> **What is being asked**:
Write out every line below that includes the word "this".

## Start Data rows

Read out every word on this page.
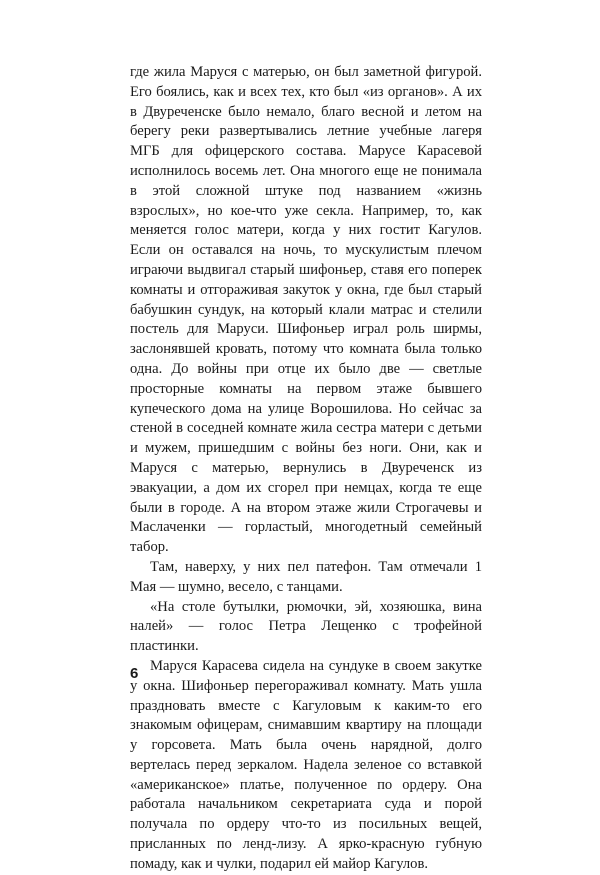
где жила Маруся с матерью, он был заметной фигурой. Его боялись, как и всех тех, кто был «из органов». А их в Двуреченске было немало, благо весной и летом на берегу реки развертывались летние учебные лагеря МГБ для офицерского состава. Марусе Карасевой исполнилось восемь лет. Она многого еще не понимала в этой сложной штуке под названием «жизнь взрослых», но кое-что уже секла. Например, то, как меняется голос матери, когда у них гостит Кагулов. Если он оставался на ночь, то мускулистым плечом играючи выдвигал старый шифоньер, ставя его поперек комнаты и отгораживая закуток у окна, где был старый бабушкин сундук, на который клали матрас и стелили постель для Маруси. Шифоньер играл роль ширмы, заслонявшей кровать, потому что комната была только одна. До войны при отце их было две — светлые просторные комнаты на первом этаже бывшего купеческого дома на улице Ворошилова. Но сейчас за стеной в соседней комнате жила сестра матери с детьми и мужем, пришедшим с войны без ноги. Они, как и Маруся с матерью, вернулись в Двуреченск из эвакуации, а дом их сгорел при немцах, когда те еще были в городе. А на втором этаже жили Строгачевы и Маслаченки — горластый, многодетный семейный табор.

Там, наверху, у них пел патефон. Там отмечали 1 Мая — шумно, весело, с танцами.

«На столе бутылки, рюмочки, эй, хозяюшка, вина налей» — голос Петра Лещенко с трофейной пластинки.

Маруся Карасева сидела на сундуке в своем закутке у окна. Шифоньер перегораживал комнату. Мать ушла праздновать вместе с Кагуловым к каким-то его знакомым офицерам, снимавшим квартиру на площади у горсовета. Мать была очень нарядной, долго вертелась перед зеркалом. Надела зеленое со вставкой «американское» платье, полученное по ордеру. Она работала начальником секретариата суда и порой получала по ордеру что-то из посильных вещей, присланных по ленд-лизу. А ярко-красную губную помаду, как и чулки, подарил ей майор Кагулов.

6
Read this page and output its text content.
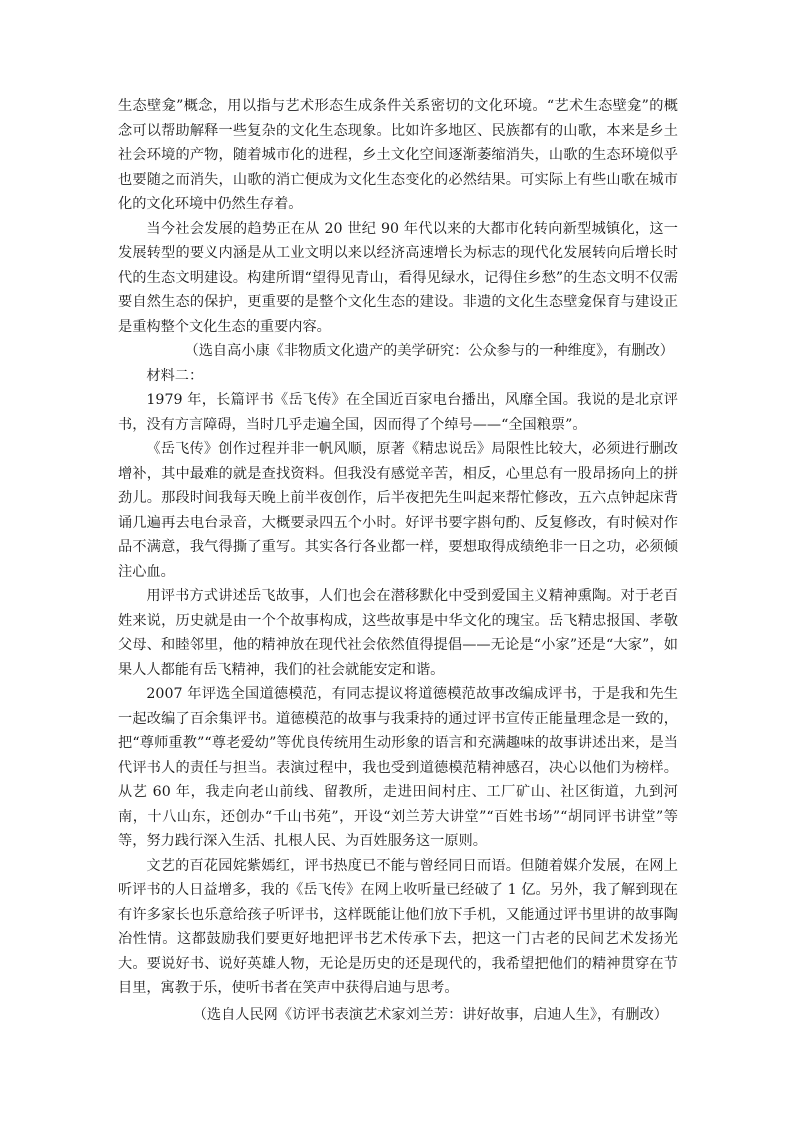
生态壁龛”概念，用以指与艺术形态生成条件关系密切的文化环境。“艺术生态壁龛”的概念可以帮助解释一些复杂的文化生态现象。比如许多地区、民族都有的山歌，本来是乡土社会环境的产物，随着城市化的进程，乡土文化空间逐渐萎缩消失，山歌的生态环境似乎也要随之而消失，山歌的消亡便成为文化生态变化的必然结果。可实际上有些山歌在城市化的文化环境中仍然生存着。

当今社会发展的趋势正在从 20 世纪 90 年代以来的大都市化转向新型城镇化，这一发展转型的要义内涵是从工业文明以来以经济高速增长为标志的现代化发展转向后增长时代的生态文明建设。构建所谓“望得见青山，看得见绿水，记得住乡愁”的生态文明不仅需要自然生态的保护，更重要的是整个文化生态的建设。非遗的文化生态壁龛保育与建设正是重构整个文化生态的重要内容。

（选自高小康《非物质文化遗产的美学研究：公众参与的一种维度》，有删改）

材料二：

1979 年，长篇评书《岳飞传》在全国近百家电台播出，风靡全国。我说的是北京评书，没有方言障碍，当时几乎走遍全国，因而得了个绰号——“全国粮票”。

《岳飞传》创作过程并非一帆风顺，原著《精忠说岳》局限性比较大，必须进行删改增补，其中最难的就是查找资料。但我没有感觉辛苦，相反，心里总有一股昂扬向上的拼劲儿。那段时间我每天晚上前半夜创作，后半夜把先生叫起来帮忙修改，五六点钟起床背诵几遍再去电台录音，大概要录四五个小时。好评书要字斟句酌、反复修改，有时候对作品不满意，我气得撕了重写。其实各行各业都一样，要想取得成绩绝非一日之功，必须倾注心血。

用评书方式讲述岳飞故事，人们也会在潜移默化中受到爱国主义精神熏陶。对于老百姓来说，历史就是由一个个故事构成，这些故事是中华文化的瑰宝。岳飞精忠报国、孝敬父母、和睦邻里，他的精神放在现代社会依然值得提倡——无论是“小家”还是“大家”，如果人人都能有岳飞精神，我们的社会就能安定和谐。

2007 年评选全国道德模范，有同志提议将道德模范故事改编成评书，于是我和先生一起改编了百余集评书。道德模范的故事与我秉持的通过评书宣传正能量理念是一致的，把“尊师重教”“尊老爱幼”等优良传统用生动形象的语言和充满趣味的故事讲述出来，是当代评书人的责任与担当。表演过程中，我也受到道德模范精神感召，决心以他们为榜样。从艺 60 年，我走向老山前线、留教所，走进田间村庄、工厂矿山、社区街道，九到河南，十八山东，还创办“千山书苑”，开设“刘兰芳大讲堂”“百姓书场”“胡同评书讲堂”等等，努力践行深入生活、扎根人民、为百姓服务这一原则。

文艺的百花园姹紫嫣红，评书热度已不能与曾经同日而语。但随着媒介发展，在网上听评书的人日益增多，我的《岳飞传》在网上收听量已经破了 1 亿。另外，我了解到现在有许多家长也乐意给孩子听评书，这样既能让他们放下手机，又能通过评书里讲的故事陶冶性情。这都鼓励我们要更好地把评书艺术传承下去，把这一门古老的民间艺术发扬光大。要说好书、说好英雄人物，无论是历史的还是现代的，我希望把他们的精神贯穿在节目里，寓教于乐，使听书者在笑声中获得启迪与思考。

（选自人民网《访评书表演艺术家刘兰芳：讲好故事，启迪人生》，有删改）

## End Data rows

> **Worked answer**:
Read out every word on this page.
Read this page and output its text content.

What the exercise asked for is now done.